Новость из категории: Главные новости

«Непокоренный „Беркут“» против мифов Майдана

«Непокоренный „Беркут“» против мифов Майдана
ДМИТРИЕВ Андрей

Документальная повесть, написанная офицером харьковского «Беркута», вышла в симферопольском издательстве «Орианда». Книга «Непокоренный „Беркут“» подоспела как раз к третьей годовщине Майдана. Ее автор был очевидцем и участником трехмесячного киевского противостояния правоохранителей и «мирных митингующих».

Эту книгу едва ли можно назвать «очень своевременной» — она появилась с заметным опозданием. Промайданные авторы и сопутствующие им издатели всё же заметно опережают идеологических оппонентов. Как водится, «у победы тысяча отцов, а поражение всегда сирота». У майданной победы — еще и тысяча прихлебателей. В том числе — вовремя подсуетившиеся издатели и грантососы-составители, удачно подвернувшиеся писатели и мемуаристы-активисты. Десятки апологетических книг о Майдане запущены на украинский книжный рынок и успешно отравляют ноосферу (ну, или радуют глаз автора, тешат революционную «гiднисть» читателя, если угодно).
⁂
## ЗАДАНИЯ
1. В каком издательстве, согласно тексту, вышла книга «Непокоренный „Беркут“»?
2. Кого текст относит к «прихлебателям» майданной победы? Назовите всех.
3. Как будет звучать на английском языке это предложение из текста: «Документальная повесть, написанная офицером харьковского „Беркута“, вышла в симферопольском издательстве „Орианда“»?
⁂
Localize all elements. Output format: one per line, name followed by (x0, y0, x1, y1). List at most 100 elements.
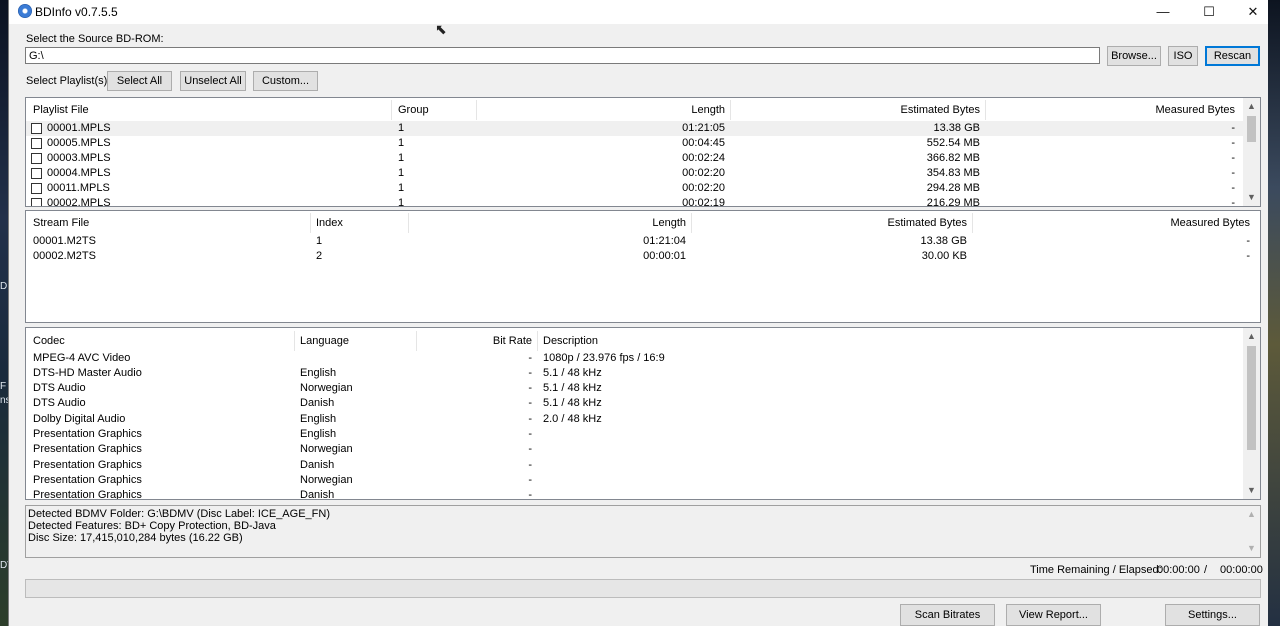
playlist-measured-bytes: - (1231, 167, 1235, 179)
column-header-measured-bytes[interactable]: Measured Bytes (985, 102, 1235, 118)
playlist-length: 00:02:19 (682, 197, 725, 207)
playlist-measured-bytes: - (1231, 197, 1235, 207)
codec-language: Norwegian (300, 382, 353, 394)
column-header-stream-file[interactable]: Stream File (33, 215, 89, 231)
scroll-thumb[interactable] (1247, 116, 1256, 142)
playlist-row[interactable]: 00004.MPLS 1 00:02:20 354.83 MB - (26, 166, 1244, 181)
title-bar[interactable]: BDInfo v0.7.5.5 — ☐ ✕ (9, 0, 1268, 24)
custom-button[interactable]: Custom... (253, 71, 318, 91)
unselect-all-button[interactable]: Unselect All (180, 71, 246, 91)
playlist-group: 1 (398, 152, 405, 164)
codec-name: DTS Audio (33, 397, 86, 409)
codec-row[interactable]: DTS-HD Master Audio English - 5.1 / 48 k… (26, 366, 1244, 381)
maximize-button[interactable]: ☐ (1187, 0, 1231, 24)
playlist-checkbox[interactable] (31, 123, 42, 134)
playlist-checkbox[interactable] (31, 168, 42, 179)
codec-row[interactable]: Presentation Graphics Danish - (26, 458, 1244, 473)
codec-row[interactable]: Presentation Graphics Norwegian - (26, 442, 1244, 457)
codec-language: Norwegian (300, 474, 353, 486)
stream-row[interactable]: 00001.M2TS 1 01:21:04 13.38 GB - (26, 234, 1260, 249)
playlist-row[interactable]: 00001.MPLS 1 01:21:05 13.38 GB - (26, 121, 1244, 136)
playlist-file: 00003.MPLS (47, 152, 111, 164)
codec-name: Dolby Digital Audio (33, 413, 126, 425)
column-header-estimated-bytes[interactable]: Estimated Bytes (691, 215, 967, 231)
column-header-description[interactable]: Description (543, 333, 598, 349)
column-header-language[interactable]: Language (300, 333, 349, 349)
column-header-length[interactable]: Length (477, 102, 725, 118)
column-header-index[interactable]: Index (316, 215, 343, 231)
playlist-row[interactable]: 00011.MPLS 1 00:02:20 294.28 MB - (26, 181, 1244, 196)
codec-row[interactable]: Dolby Digital Audio English - 2.0 / 48 k… (26, 412, 1244, 427)
playlist-measured-bytes: - (1231, 122, 1235, 134)
column-header-length[interactable]: Length (408, 215, 686, 231)
desktop-label: F (0, 381, 7, 392)
view-report-button[interactable]: View Report... (1006, 604, 1101, 626)
source-path-input[interactable]: G:\ (25, 47, 1100, 64)
scroll-up-icon[interactable]: ▲ (1243, 328, 1260, 345)
select-all-button[interactable]: Select All (107, 71, 172, 91)
codec-row[interactable]: Presentation Graphics English - (26, 427, 1244, 442)
scroll-thumb[interactable] (1247, 346, 1256, 450)
playlist-measured-bytes: - (1231, 182, 1235, 194)
playlist-row[interactable]: 00005.MPLS 1 00:04:45 552.54 MB - (26, 136, 1244, 151)
column-divider (391, 100, 392, 120)
playlist-checkbox[interactable] (31, 183, 42, 194)
playlist-estimated-bytes: 294.28 MB (926, 182, 980, 194)
mouse-cursor-icon: ⬉ (435, 21, 447, 37)
playlist-row[interactable]: 00002.MPLS 1 00:02:19 216.29 MB - (26, 196, 1244, 207)
playlist-checkbox[interactable] (31, 198, 42, 206)
codec-name: Presentation Graphics (33, 459, 142, 471)
codec-row[interactable]: DTS Audio Norwegian - 5.1 / 48 kHz (26, 381, 1244, 396)
codec-row[interactable]: Presentation Graphics Danish - (26, 488, 1244, 499)
settings-button[interactable]: Settings... (1165, 604, 1260, 626)
codec-row[interactable]: MPEG-4 AVC Video - 1080p / 23.976 fps / … (26, 351, 1244, 366)
playlist-group: 1 (398, 137, 405, 149)
scan-progress-bar (25, 579, 1261, 598)
iso-button[interactable]: ISO (1168, 46, 1198, 66)
stream-estimated-bytes: 13.38 GB (920, 235, 967, 247)
codec-bit-rate: - (528, 397, 532, 409)
playlist-file: 00002.MPLS (47, 197, 111, 207)
stream-index: 1 (316, 235, 323, 247)
codec-row[interactable]: DTS Audio Danish - 5.1 / 48 kHz (26, 396, 1244, 411)
scroll-down-icon[interactable]: ▼ (1243, 189, 1260, 206)
scroll-up-icon[interactable]: ▲ (1243, 98, 1260, 115)
rescan-button[interactable]: Rescan (1205, 46, 1260, 66)
playlist-checkbox[interactable] (31, 138, 42, 149)
playlist-group: 1 (398, 182, 405, 194)
minimize-button[interactable]: — (1141, 0, 1185, 24)
column-header-measured-bytes[interactable]: Measured Bytes (972, 215, 1250, 231)
scan-bitrates-button[interactable]: Scan Bitrates (900, 604, 995, 626)
column-header-group[interactable]: Group (398, 102, 429, 118)
bluray-disc-icon (18, 4, 32, 18)
scroll-down-icon[interactable]: ▼ (1243, 482, 1260, 499)
column-header-codec[interactable]: Codec (33, 333, 65, 349)
time-elapsed-value: 00:00:00 (1220, 564, 1263, 576)
scroll-up-icon[interactable]: ▲ (1243, 506, 1260, 523)
stream-index: 2 (316, 250, 323, 262)
stream-row[interactable]: 00002.M2TS 2 00:00:01 30.00 KB - (26, 249, 1260, 264)
time-remaining-label: Time Remaining / Elapsed: (1030, 564, 1162, 576)
codec-row[interactable]: Presentation Graphics Norwegian - (26, 473, 1244, 488)
playlist-file: 00004.MPLS (47, 167, 111, 179)
column-header-playlist-file[interactable]: Playlist File (33, 102, 89, 118)
disc-info-textbox[interactable]: Detected BDMV Folder: G:\BDMV (Disc Labe… (25, 505, 1261, 558)
codec-name: DTS Audio (33, 382, 86, 394)
desktop-label: D (0, 281, 8, 292)
codec-list: Codec Language Bit Rate Description MPEG… (25, 327, 1261, 500)
codec-name: DTS-HD Master Audio (33, 367, 142, 379)
desktop-background-right (1268, 0, 1280, 626)
scroll-down-icon[interactable]: ▼ (1243, 540, 1260, 557)
stream-measured-bytes: - (1246, 235, 1250, 247)
playlist-checkbox[interactable] (31, 153, 42, 164)
playlist-scrollbar[interactable]: ▲ ▼ (1243, 98, 1260, 206)
playlist-length: 00:04:45 (682, 137, 725, 149)
browse-button[interactable]: Browse... (1107, 46, 1161, 66)
playlist-measured-bytes: - (1231, 137, 1235, 149)
close-button[interactable]: ✕ (1231, 0, 1275, 24)
column-header-estimated-bytes[interactable]: Estimated Bytes (730, 102, 980, 118)
column-header-bit-rate[interactable]: Bit Rate (416, 333, 532, 349)
codec-scrollbar[interactable]: ▲ ▼ (1243, 328, 1260, 499)
window-title: BDInfo v0.7.5.5 (35, 5, 118, 19)
playlist-row[interactable]: 00003.MPLS 1 00:02:24 366.82 MB - (26, 151, 1244, 166)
⁂
## ОТВЕТЫ
1. В симферопольском издательстве «Орианда».

2. Издатели, грантососы-составители, писатели, мемуаристы-активисты.

3. A documentary novella written by an officer of the Kharkiv Berkut was published by the Simferopol publishing house Orianda.